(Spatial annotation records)
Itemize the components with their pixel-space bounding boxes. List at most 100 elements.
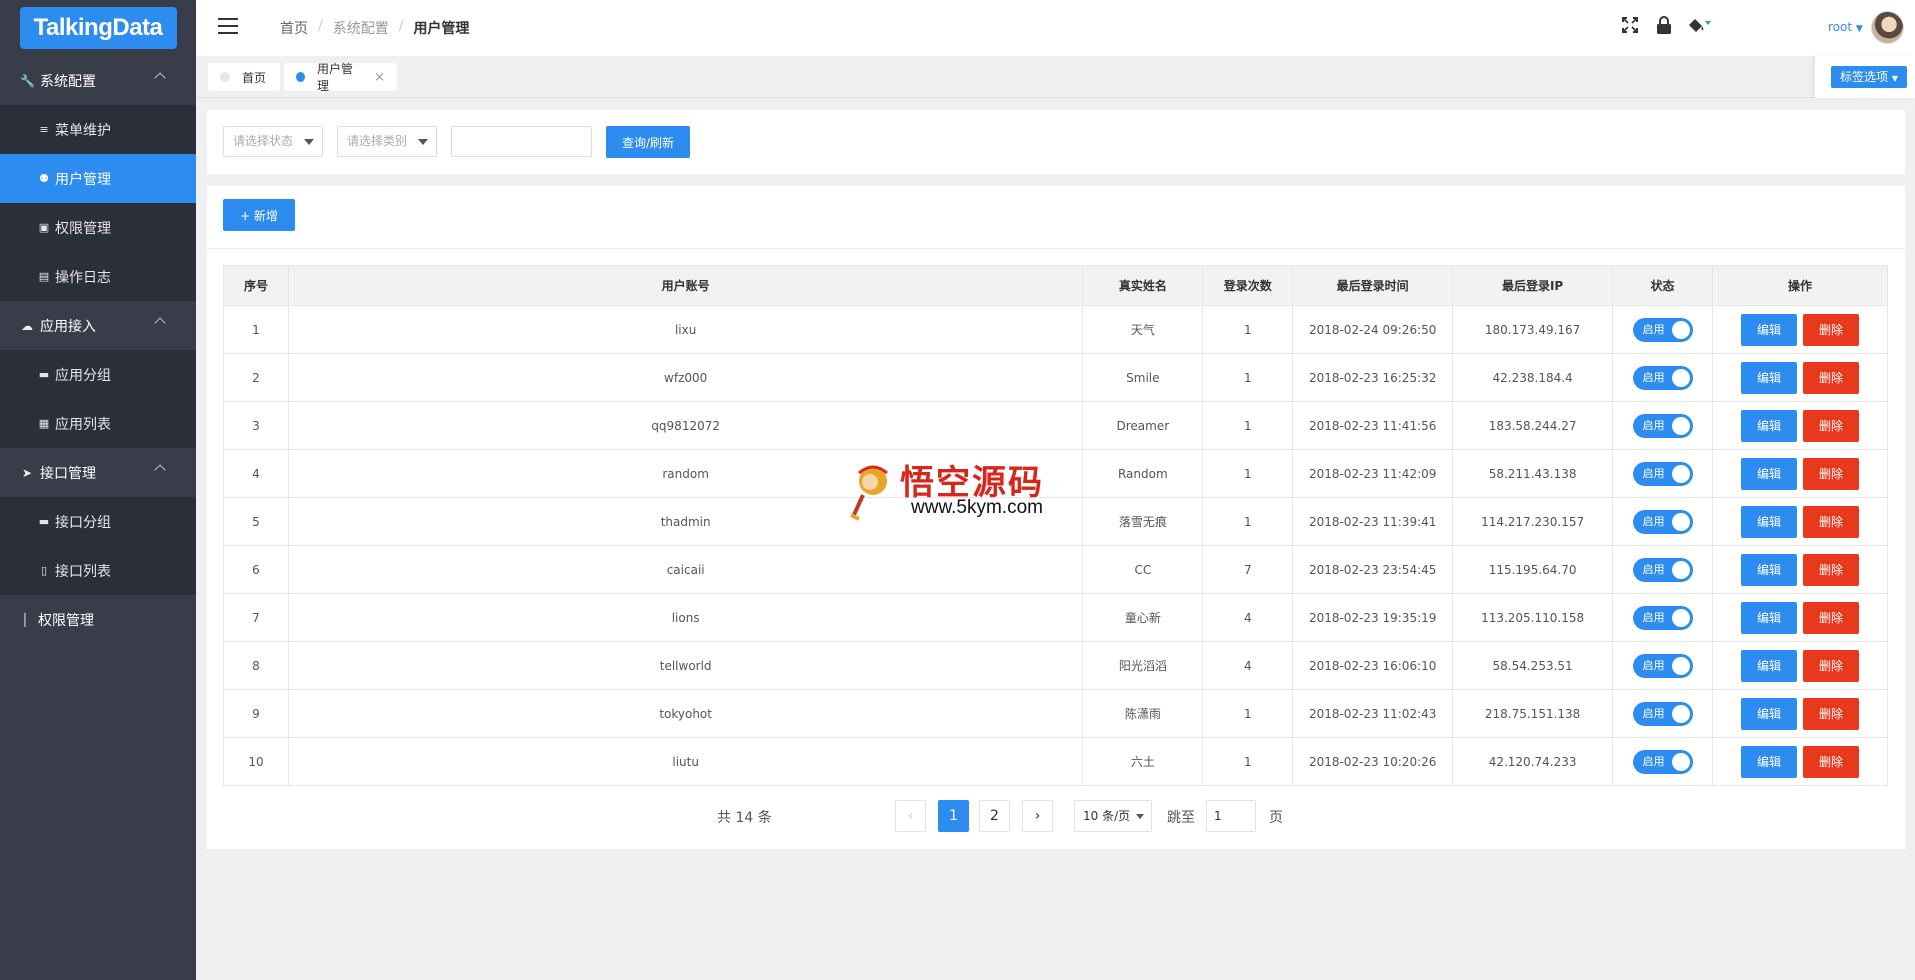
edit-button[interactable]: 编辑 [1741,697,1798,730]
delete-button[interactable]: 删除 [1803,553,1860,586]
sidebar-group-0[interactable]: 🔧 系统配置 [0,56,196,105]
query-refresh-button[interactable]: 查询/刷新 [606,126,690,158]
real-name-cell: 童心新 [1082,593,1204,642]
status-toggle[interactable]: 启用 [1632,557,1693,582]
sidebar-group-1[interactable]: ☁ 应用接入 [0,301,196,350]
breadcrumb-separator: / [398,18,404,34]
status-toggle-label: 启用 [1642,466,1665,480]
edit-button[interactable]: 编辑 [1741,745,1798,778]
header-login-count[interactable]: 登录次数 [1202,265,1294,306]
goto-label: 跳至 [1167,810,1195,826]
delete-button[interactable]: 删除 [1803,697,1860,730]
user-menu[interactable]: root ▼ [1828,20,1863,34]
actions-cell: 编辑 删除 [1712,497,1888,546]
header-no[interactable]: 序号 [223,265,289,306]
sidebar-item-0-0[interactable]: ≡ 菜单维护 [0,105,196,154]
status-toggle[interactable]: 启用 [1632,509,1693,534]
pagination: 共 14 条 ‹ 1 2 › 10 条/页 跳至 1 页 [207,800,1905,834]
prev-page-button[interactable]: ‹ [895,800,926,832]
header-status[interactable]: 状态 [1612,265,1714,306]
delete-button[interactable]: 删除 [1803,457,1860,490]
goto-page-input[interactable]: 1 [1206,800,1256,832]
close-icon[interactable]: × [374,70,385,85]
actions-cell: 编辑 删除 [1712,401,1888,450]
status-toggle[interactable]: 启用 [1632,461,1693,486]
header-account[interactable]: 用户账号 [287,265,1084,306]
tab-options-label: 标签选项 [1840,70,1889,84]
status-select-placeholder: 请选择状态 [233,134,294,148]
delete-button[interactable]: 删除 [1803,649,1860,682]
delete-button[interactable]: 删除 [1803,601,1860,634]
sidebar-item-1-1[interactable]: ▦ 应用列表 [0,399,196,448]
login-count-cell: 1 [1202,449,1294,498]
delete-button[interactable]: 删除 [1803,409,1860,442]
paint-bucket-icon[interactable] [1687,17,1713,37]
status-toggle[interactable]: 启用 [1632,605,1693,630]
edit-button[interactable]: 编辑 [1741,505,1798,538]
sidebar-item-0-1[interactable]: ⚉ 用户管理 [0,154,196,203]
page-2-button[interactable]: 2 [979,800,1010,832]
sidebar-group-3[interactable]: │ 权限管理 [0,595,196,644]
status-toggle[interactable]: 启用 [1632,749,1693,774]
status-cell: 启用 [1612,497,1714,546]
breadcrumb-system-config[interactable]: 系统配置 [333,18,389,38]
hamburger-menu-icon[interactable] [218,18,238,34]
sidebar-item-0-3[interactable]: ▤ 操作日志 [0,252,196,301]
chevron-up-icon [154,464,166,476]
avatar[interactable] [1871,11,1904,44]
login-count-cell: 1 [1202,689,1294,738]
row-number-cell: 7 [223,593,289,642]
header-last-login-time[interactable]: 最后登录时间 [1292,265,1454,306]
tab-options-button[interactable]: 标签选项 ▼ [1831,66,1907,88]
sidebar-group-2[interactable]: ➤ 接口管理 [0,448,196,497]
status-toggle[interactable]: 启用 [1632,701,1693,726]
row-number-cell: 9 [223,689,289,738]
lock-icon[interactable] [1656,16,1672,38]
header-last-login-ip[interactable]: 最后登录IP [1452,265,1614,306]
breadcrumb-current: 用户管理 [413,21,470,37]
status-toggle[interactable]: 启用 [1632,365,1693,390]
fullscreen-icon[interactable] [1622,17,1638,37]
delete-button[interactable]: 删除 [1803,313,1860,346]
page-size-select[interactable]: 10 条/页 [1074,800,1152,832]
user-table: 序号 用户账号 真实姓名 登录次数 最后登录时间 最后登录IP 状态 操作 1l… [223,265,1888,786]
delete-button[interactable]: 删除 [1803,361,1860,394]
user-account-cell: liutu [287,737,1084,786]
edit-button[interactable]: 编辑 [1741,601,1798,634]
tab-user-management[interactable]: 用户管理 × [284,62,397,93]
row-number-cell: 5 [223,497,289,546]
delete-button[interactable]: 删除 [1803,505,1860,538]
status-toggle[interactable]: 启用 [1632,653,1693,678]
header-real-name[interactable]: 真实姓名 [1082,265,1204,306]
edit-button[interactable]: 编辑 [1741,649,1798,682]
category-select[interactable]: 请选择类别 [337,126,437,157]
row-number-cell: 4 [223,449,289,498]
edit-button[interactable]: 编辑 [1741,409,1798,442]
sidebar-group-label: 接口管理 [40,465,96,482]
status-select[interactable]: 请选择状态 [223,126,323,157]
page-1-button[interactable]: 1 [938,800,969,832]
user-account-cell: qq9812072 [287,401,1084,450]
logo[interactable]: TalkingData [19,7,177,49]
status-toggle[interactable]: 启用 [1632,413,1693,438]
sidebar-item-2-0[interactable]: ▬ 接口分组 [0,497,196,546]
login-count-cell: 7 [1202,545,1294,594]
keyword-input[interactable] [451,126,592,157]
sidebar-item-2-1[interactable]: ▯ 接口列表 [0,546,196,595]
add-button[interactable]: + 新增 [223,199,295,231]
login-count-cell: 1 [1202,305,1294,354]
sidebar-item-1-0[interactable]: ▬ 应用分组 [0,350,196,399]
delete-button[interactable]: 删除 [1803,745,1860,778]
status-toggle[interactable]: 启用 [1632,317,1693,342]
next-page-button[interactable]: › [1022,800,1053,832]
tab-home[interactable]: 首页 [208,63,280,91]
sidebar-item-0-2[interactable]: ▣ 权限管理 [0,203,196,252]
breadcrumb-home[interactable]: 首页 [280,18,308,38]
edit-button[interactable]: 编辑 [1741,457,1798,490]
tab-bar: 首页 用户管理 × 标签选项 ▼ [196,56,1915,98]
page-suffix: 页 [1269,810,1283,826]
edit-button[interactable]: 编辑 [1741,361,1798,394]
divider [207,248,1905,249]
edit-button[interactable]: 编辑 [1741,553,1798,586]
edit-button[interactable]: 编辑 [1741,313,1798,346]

...

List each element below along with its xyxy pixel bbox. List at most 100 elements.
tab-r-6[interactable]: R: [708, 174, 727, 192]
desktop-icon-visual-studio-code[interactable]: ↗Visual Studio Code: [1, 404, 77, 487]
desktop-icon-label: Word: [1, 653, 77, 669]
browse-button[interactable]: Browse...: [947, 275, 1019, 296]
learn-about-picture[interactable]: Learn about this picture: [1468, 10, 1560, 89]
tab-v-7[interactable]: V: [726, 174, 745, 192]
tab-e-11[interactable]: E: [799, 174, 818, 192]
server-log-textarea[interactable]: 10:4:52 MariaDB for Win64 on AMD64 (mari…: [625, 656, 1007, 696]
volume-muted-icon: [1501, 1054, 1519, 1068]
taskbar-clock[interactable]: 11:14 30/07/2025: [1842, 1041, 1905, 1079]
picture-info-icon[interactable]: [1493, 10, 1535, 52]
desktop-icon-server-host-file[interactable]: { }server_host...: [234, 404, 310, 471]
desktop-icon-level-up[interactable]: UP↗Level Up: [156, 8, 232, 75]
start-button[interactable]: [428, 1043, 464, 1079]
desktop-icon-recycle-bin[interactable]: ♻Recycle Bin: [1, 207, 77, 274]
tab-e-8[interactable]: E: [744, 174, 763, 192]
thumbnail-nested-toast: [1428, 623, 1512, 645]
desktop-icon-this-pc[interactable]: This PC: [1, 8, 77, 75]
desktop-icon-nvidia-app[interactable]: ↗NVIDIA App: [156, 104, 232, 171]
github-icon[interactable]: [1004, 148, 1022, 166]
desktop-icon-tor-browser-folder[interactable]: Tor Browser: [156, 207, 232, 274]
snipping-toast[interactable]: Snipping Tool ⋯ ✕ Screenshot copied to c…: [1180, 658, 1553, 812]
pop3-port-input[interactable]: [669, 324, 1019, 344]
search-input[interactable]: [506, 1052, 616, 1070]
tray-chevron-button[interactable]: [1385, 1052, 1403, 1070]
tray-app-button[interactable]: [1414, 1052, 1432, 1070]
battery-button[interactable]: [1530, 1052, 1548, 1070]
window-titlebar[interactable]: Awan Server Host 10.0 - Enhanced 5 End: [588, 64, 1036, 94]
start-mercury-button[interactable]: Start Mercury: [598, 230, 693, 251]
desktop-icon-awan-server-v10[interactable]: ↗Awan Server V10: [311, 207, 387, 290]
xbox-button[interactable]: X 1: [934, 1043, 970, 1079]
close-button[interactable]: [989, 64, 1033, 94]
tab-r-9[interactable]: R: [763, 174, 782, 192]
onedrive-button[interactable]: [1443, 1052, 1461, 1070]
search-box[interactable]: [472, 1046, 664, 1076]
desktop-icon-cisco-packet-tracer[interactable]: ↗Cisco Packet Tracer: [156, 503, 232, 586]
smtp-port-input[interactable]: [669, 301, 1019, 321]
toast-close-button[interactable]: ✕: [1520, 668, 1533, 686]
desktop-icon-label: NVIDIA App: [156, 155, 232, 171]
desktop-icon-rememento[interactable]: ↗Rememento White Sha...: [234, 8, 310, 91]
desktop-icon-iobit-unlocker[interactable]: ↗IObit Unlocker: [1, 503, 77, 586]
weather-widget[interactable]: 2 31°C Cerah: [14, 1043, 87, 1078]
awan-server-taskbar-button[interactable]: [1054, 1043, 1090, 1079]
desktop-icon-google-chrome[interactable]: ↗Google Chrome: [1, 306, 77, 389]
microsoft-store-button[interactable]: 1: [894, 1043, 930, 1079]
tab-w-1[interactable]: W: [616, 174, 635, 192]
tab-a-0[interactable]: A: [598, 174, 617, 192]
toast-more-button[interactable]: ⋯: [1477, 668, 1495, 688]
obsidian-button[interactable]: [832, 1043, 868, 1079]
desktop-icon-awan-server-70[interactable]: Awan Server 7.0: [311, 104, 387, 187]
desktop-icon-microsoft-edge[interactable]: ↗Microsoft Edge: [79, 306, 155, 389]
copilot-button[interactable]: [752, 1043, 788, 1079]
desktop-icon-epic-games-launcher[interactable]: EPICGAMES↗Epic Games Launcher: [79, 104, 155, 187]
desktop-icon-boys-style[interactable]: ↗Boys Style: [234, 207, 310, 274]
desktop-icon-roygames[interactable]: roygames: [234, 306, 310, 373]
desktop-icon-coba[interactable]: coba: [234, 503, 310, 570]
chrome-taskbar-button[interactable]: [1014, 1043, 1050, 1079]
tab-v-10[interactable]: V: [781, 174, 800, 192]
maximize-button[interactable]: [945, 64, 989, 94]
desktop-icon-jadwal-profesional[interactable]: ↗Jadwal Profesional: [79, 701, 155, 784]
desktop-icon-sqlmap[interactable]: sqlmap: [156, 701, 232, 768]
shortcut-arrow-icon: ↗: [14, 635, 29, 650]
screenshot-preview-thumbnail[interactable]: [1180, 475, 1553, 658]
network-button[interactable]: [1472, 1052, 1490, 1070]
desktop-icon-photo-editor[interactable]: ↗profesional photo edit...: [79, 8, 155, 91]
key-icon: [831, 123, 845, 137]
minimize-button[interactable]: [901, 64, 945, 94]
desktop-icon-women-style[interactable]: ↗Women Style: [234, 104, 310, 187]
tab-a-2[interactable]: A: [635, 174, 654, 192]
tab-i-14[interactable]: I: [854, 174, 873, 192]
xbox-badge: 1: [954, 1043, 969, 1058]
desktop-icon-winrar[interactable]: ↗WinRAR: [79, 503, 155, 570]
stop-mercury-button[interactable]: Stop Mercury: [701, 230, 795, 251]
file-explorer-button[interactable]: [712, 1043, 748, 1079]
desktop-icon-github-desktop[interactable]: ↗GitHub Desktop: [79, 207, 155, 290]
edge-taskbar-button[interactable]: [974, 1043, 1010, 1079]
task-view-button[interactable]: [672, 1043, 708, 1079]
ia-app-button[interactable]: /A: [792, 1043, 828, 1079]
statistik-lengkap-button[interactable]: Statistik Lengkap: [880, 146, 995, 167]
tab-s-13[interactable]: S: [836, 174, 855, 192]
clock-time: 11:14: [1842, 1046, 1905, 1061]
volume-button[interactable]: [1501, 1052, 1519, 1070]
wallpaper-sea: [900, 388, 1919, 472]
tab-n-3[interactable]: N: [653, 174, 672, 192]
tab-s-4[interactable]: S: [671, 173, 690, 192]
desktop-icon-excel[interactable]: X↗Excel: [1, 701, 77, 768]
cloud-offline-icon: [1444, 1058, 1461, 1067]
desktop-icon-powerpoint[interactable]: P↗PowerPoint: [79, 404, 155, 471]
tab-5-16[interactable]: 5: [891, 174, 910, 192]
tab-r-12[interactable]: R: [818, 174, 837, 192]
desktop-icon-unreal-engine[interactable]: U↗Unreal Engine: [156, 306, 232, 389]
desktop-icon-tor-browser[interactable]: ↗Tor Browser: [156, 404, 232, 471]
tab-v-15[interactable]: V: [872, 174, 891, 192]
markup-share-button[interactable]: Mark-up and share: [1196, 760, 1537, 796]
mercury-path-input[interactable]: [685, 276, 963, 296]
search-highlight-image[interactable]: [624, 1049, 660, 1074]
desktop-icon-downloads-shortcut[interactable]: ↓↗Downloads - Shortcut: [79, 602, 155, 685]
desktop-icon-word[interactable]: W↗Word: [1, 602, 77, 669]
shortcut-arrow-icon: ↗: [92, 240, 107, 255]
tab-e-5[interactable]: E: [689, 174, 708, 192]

_TO BE DONE_.
Rewrite the records from the line with "edit-button[interactable]: 编辑 [1741,697,1798,730]" up to and including the line with "real-name-cell: 童心新 [1082,593,1204,642]", changing "delete-button" to "remove-button" and leaving everything else as it is. Return only those lines.

_ANSWER TO THIS PROBLEM_.
edit-button[interactable]: 编辑 [1741,697,1798,730]
remove-button[interactable]: 删除 [1803,553,1860,586]
sidebar-group-0[interactable]: 🔧 系统配置 [0,56,196,105]
query-refresh-button[interactable]: 查询/刷新 [606,126,690,158]
real-name-cell: 童心新 [1082,593,1204,642]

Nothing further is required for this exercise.